- _WHAT THE TASK REQUIRES_
Go through the records below line by line, counting those that contain the word "Видео"; answer with the count only.

[Dataset items]
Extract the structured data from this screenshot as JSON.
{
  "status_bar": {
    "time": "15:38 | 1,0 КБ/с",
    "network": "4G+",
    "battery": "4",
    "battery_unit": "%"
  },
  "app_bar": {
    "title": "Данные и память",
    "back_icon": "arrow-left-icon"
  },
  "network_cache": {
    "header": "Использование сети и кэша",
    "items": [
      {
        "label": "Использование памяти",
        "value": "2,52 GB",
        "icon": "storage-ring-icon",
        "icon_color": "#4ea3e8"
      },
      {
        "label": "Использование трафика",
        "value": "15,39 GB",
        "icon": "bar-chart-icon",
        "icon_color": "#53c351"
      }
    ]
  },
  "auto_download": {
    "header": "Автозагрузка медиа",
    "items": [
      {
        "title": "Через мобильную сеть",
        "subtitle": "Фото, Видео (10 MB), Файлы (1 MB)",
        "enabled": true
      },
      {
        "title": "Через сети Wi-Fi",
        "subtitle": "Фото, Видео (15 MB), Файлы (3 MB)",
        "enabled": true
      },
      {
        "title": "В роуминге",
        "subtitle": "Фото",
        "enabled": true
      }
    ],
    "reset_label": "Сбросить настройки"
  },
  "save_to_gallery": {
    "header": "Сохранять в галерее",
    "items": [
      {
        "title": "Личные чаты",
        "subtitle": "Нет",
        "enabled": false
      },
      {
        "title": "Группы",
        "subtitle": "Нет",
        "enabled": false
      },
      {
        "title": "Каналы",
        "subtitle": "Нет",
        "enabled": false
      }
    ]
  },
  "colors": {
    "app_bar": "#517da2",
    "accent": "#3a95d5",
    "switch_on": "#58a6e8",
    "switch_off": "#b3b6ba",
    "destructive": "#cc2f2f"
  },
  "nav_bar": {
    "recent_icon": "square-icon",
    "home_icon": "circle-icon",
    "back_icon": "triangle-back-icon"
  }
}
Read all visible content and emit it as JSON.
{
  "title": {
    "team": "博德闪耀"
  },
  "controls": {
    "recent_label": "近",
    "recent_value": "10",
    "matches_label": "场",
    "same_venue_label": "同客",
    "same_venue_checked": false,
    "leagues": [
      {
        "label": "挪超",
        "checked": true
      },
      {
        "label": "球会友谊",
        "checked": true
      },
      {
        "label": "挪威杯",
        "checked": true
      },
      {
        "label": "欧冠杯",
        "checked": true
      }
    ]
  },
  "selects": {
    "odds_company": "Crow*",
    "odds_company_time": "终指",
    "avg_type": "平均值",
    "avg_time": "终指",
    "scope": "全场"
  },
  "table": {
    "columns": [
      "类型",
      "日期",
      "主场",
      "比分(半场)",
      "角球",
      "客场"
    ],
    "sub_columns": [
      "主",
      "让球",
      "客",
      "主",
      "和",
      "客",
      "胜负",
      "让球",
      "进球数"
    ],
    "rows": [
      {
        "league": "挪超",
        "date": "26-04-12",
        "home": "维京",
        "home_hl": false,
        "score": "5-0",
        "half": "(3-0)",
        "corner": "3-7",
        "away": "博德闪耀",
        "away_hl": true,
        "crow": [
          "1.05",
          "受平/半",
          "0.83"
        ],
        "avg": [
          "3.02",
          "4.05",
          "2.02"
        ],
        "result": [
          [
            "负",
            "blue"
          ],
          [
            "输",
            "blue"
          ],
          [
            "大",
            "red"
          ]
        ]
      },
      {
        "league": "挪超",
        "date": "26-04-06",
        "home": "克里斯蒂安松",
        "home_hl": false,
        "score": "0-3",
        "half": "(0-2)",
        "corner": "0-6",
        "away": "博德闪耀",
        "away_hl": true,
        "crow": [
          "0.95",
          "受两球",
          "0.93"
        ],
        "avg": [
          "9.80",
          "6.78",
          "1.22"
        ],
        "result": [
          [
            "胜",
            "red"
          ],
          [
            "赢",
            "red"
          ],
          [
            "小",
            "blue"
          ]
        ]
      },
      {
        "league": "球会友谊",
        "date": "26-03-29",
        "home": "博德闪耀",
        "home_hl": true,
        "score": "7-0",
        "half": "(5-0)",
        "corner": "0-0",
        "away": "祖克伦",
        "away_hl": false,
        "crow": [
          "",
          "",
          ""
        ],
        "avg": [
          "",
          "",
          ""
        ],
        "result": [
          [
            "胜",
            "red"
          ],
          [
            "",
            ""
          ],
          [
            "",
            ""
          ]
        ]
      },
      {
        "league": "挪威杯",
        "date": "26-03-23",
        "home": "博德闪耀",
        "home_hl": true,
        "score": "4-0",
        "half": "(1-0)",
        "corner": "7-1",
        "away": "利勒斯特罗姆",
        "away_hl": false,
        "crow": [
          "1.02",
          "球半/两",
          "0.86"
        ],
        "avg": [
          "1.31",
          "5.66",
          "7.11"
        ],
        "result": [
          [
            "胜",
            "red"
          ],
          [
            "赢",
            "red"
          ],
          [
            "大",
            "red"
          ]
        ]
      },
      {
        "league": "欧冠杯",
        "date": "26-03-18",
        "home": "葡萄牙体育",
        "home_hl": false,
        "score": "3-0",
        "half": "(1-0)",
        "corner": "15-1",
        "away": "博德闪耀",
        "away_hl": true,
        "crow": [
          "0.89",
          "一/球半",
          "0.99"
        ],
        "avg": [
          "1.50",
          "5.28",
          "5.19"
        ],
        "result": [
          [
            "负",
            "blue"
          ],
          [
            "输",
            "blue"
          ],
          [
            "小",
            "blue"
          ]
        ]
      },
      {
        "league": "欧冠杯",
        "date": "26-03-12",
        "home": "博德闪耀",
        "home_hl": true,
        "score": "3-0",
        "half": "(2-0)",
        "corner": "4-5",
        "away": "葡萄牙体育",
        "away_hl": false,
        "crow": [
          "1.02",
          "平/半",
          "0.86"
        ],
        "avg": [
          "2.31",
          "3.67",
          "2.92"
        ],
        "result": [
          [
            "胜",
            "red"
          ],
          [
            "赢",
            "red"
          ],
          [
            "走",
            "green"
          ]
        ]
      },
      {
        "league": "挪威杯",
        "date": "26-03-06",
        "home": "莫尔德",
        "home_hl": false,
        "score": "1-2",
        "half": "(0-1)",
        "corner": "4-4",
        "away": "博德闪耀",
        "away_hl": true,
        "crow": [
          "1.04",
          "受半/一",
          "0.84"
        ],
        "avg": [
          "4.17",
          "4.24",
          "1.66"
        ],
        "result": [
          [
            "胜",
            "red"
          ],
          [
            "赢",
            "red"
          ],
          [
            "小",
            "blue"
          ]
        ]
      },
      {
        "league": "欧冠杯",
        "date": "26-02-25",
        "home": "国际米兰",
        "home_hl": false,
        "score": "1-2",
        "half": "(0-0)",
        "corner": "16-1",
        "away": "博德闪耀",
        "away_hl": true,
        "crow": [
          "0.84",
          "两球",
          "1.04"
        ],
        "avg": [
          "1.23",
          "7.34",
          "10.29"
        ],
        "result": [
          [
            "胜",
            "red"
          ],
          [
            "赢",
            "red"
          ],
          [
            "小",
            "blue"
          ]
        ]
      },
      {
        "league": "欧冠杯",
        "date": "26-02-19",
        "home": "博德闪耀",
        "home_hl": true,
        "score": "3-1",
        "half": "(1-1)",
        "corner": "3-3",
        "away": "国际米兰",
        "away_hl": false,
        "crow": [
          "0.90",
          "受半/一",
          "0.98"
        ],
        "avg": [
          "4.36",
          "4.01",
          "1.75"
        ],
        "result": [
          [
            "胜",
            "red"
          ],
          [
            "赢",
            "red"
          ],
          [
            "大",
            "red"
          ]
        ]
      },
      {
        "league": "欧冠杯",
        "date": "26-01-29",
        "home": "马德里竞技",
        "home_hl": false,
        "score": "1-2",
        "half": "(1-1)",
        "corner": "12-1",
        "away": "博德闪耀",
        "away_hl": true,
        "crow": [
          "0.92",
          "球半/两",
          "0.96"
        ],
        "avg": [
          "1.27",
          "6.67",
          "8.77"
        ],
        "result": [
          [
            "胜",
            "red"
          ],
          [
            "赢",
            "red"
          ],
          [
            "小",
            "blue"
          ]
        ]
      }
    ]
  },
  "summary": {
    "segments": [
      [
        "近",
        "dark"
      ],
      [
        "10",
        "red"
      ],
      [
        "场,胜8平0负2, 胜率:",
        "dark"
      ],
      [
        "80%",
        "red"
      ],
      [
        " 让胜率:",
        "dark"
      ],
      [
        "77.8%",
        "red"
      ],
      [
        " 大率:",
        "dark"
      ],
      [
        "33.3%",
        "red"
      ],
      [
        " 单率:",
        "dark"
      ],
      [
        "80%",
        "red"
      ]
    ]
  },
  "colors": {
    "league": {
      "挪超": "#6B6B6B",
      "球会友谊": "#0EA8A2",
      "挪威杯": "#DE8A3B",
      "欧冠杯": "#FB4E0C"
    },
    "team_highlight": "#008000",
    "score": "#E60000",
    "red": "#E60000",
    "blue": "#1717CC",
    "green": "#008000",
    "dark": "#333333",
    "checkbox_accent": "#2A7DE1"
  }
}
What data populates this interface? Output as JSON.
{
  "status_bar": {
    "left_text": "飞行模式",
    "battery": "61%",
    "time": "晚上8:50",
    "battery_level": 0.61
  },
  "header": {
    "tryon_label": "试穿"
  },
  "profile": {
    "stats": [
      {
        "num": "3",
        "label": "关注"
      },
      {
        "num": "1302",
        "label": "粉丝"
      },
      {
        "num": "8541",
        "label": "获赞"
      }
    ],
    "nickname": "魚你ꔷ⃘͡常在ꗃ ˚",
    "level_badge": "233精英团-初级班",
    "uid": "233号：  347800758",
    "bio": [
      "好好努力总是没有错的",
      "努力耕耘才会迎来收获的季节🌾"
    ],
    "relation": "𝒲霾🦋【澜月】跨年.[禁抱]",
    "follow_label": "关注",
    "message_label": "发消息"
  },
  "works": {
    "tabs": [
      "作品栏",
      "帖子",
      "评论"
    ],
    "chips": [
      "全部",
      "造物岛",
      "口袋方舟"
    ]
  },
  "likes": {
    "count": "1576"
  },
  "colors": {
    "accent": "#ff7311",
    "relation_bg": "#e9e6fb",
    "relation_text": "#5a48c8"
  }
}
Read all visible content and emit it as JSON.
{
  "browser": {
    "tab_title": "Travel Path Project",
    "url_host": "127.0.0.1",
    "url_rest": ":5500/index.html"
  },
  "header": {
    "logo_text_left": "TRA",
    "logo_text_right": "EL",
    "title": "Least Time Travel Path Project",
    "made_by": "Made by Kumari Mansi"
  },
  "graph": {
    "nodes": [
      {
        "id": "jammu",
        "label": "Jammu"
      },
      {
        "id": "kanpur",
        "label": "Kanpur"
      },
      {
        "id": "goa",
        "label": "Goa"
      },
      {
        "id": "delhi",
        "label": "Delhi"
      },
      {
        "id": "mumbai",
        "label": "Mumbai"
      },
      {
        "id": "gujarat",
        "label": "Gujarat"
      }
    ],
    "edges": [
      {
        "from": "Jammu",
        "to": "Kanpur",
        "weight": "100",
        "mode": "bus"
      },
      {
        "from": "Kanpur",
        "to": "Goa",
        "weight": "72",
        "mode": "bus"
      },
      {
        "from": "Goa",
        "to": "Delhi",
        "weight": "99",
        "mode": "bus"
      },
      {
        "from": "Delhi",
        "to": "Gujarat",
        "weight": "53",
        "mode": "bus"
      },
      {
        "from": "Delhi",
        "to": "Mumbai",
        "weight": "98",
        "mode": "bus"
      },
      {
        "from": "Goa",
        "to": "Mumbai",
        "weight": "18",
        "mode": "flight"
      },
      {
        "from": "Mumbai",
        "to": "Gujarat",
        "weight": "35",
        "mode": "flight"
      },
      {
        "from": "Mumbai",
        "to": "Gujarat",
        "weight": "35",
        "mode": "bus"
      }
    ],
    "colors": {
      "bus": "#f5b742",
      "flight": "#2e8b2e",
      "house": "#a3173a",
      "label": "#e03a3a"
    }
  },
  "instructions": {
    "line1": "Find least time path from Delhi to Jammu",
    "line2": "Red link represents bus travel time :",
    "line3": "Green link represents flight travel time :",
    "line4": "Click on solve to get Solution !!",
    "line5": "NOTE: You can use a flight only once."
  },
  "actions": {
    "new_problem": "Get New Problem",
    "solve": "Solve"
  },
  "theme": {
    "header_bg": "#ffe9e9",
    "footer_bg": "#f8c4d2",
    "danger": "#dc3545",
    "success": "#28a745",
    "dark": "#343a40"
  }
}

- _RESPONSE_
2